#### Task instructions
Retype the whole listing verbatim and keep the pictures out of it.

#### Provided records
(begin)

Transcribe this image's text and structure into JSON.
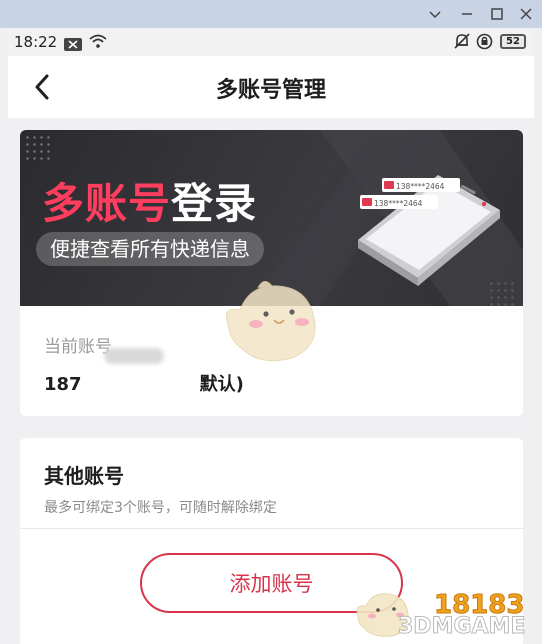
{
  "status_bar": {
    "time": "18:22",
    "battery": "52"
  },
  "header": {
    "title": "多账号管理"
  },
  "banner": {
    "title_highlight": "多账号",
    "title_rest": "登录",
    "subtitle": "便捷查看所有快递信息",
    "sms_1": "138****2464",
    "sms_2": "138****2464"
  },
  "current_account": {
    "label": "当前账号",
    "number_visible": "187",
    "suffix": "默认)"
  },
  "other_accounts": {
    "title": "其他账号",
    "description": "最多可绑定3个账号，可随时解除绑定",
    "add_button": "添加账号"
  },
  "watermark": {
    "logo_text": "18183",
    "site_text": "3DMGAME"
  },
  "colors": {
    "accent": "#d8354c",
    "banner_highlight": "#ff3d5e",
    "window_bar": "#c8d3e6"
  }
}
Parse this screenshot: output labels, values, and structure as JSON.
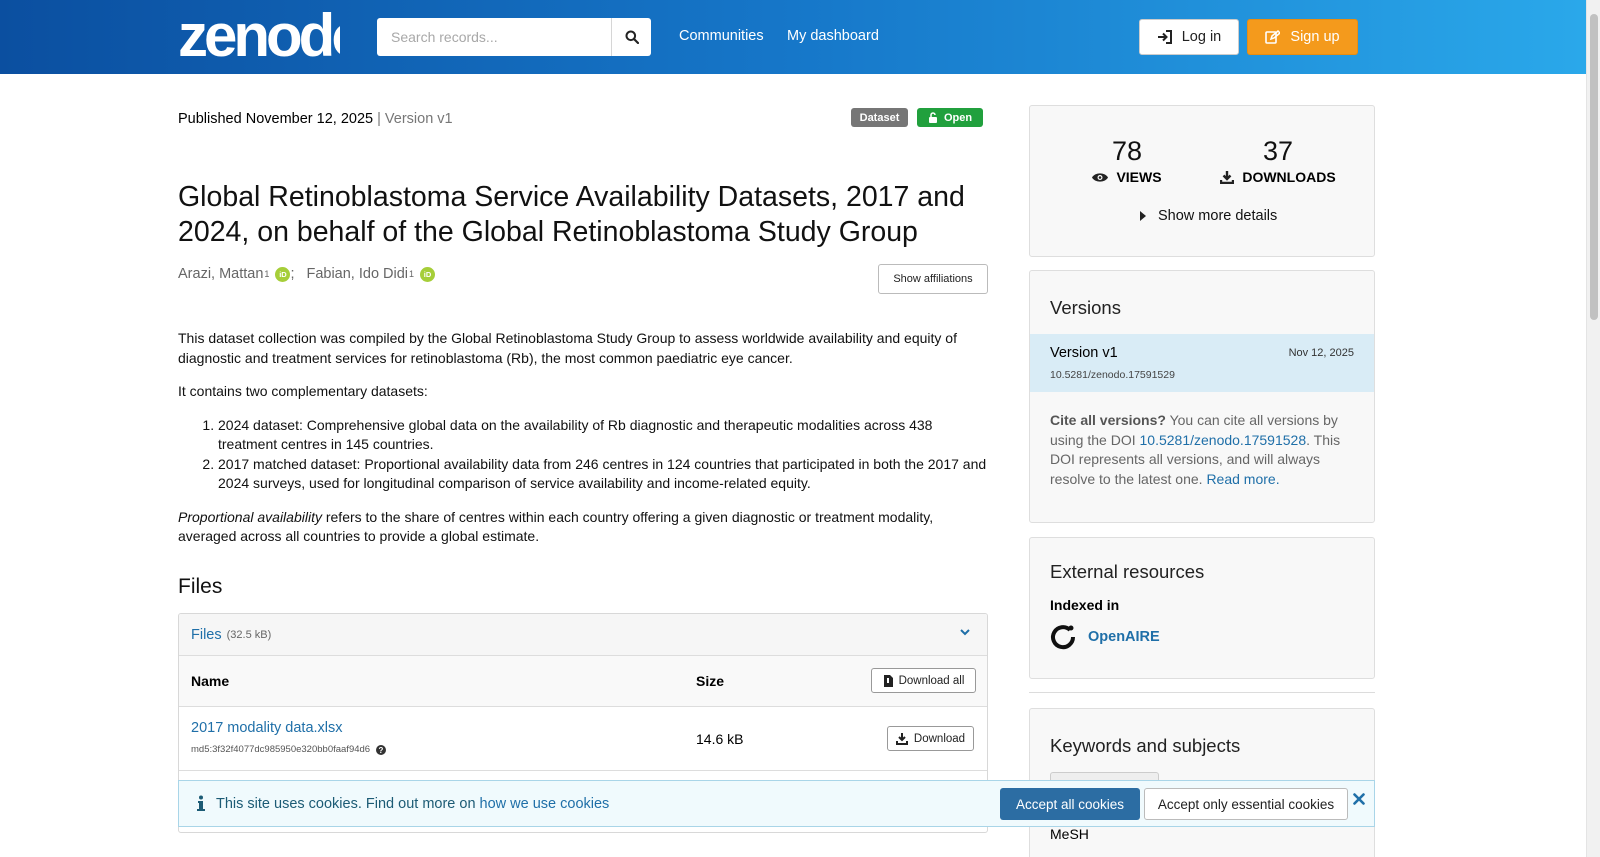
{
  "header": {
    "logo_text": "zenodo",
    "search_placeholder": "Search records...",
    "nav": [
      "Communities",
      "My dashboard"
    ],
    "login_label": "Log in",
    "signup_label": "Sign up"
  },
  "record": {
    "published_prefix": "Published",
    "published_date": "November 12, 2025",
    "version_text": "| Version v1",
    "badge_type": "Dataset",
    "badge_access": "Open",
    "title": "Global Retinoblastoma Service Availability Datasets, 2017 and 2024, on behalf of the Global Retinoblastoma Study Group",
    "creators": [
      {
        "name": "Arazi, Mattan",
        "affil": "1",
        "sep": ";"
      },
      {
        "name": "Fabian, Ido Didi",
        "affil": "1",
        "sep": ""
      }
    ],
    "show_affiliations_label": "Show affiliations",
    "description": {
      "p1": "This dataset collection was compiled by the Global Retinoblastoma Study Group to assess worldwide availability and equity of diagnostic and treatment services for retinoblastoma (Rb), the most common paediatric eye cancer.",
      "p2": "It contains two complementary datasets:",
      "list": [
        "2024 dataset: Comprehensive global data on the availability of Rb diagnostic and therapeutic modalities across 438 treatment centres in 145 countries.",
        "2017 matched dataset: Proportional availability data from 246 centres in 124 countries that participated in both the 2017 and 2024 surveys, used for longitudinal comparison of service availability and income-related equity."
      ],
      "p3_em": "Proportional availability",
      "p3_rest": " refers to the share of centres within each country offering a given diagnostic or treatment modality, averaged across all countries to provide a global estimate."
    }
  },
  "files": {
    "heading": "Files",
    "panel_label": "Files",
    "panel_size": "(32.5 kB)",
    "col_name": "Name",
    "col_size": "Size",
    "download_all_label": "Download all",
    "rows": [
      {
        "name": "2017 modality data.xlsx",
        "md5": "md5:3f32f4077dc985950e320bb0faaf94d6",
        "size": "14.6 kB",
        "download_label": "Download"
      }
    ]
  },
  "stats": {
    "views": "78",
    "views_label": "VIEWS",
    "downloads": "37",
    "downloads_label": "DOWNLOADS",
    "more_label": "Show more details"
  },
  "versions": {
    "heading": "Versions",
    "current_name": "Version v1",
    "current_date": "Nov 12, 2025",
    "current_doi": "10.5281/zenodo.17591529",
    "cite_bold": "Cite all versions?",
    "cite_text1": " You can cite all versions by using the DOI ",
    "cite_doi": "10.5281/zenodo.17591528",
    "cite_text2": ". This DOI represents all versions, and will always resolve to the latest one. ",
    "read_more": "Read more."
  },
  "external": {
    "heading": "External resources",
    "indexed_label": "Indexed in",
    "source_name": "OpenAIRE"
  },
  "keywords": {
    "heading": "Keywords and subjects",
    "mesh_label": "MeSH"
  },
  "cookie": {
    "text": "This site uses cookies. Find out more on ",
    "link": "how we use cookies",
    "accept_all": "Accept all cookies",
    "accept_essential": "Accept only essential cookies"
  },
  "colors": {
    "header_start": "#0b4fa0",
    "header_end": "#2aa8ea",
    "signup": "#f49a1c",
    "open_badge": "#21a03d",
    "link": "#1f6fa8"
  }
}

(end)

#### Solution to this exercise
Transcribe this image's text and structure into JSON.
{
  "status_bar": {
    "time": "18:22",
    "battery": "52"
  },
  "header": {
    "title": "多账号管理"
  },
  "banner": {
    "title_highlight": "多账号",
    "title_rest": "登录",
    "subtitle": "便捷查看所有快递信息",
    "sms_1": "138****2464",
    "sms_2": "138****2464"
  },
  "current_account": {
    "label": "当前账号",
    "number_visible": "187",
    "suffix": "默认)"
  },
  "other_accounts": {
    "title": "其他账号",
    "description": "最多可绑定3个账号，可随时解除绑定",
    "add_button": "添加账号"
  },
  "watermark": {
    "logo_text": "18183",
    "site_text": "3DMGAME"
  },
  "colors": {
    "accent": "#d8354c",
    "banner_highlight": "#ff3d5e",
    "window_bar": "#c8d3e6"
  }
}
Parse this screenshot: output labels, values, and structure as JSON.
{
  "header": {
    "logo_text": "zenodo",
    "search_placeholder": "Search records...",
    "nav": [
      "Communities",
      "My dashboard"
    ],
    "login_label": "Log in",
    "signup_label": "Sign up"
  },
  "record": {
    "published_prefix": "Published",
    "published_date": "November 12, 2025",
    "version_text": "| Version v1",
    "badge_type": "Dataset",
    "badge_access": "Open",
    "title": "Global Retinoblastoma Service Availability Datasets, 2017 and 2024, on behalf of the Global Retinoblastoma Study Group",
    "creators": [
      {
        "name": "Arazi, Mattan",
        "affil": "1",
        "sep": ";"
      },
      {
        "name": "Fabian, Ido Didi",
        "affil": "1",
        "sep": ""
      }
    ],
    "show_affiliations_label": "Show affiliations",
    "description": {
      "p1": "This dataset collection was compiled by the Global Retinoblastoma Study Group to assess worldwide availability and equity of diagnostic and treatment services for retinoblastoma (Rb), the most common paediatric eye cancer.",
      "p2": "It contains two complementary datasets:",
      "list": [
        "2024 dataset: Comprehensive global data on the availability of Rb diagnostic and therapeutic modalities across 438 treatment centres in 145 countries.",
        "2017 matched dataset: Proportional availability data from 246 centres in 124 countries that participated in both the 2017 and 2024 surveys, used for longitudinal comparison of service availability and income-related equity."
      ],
      "p3_em": "Proportional availability",
      "p3_rest": " refers to the share of centres within each country offering a given diagnostic or treatment modality, averaged across all countries to provide a global estimate."
    }
  },
  "files": {
    "heading": "Files",
    "panel_label": "Files",
    "panel_size": "(32.5 kB)",
    "col_name": "Name",
    "col_size": "Size",
    "download_all_label": "Download all",
    "rows": [
      {
        "name": "2017 modality data.xlsx",
        "md5": "md5:3f32f4077dc985950e320bb0faaf94d6",
        "size": "14.6 kB",
        "download_label": "Download"
      }
    ]
  },
  "stats": {
    "views": "78",
    "views_label": "VIEWS",
    "downloads": "37",
    "downloads_label": "DOWNLOADS",
    "more_label": "Show more details"
  },
  "versions": {
    "heading": "Versions",
    "current_name": "Version v1",
    "current_date": "Nov 12, 2025",
    "current_doi": "10.5281/zenodo.17591529",
    "cite_bold": "Cite all versions?",
    "cite_text1": " You can cite all versions by using the DOI ",
    "cite_doi": "10.5281/zenodo.17591528",
    "cite_text2": ". This DOI represents all versions, and will always resolve to the latest one. ",
    "read_more": "Read more."
  },
  "external": {
    "heading": "External resources",
    "indexed_label": "Indexed in",
    "source_name": "OpenAIRE"
  },
  "keywords": {
    "heading": "Keywords and subjects",
    "mesh_label": "MeSH"
  },
  "cookie": {
    "text": "This site uses cookies. Find out more on ",
    "link": "how we use cookies",
    "accept_all": "Accept all cookies",
    "accept_essential": "Accept only essential cookies"
  },
  "colors": {
    "header_start": "#0b4fa0",
    "header_end": "#2aa8ea",
    "signup": "#f49a1c",
    "open_badge": "#21a03d",
    "link": "#1f6fa8"
  }
}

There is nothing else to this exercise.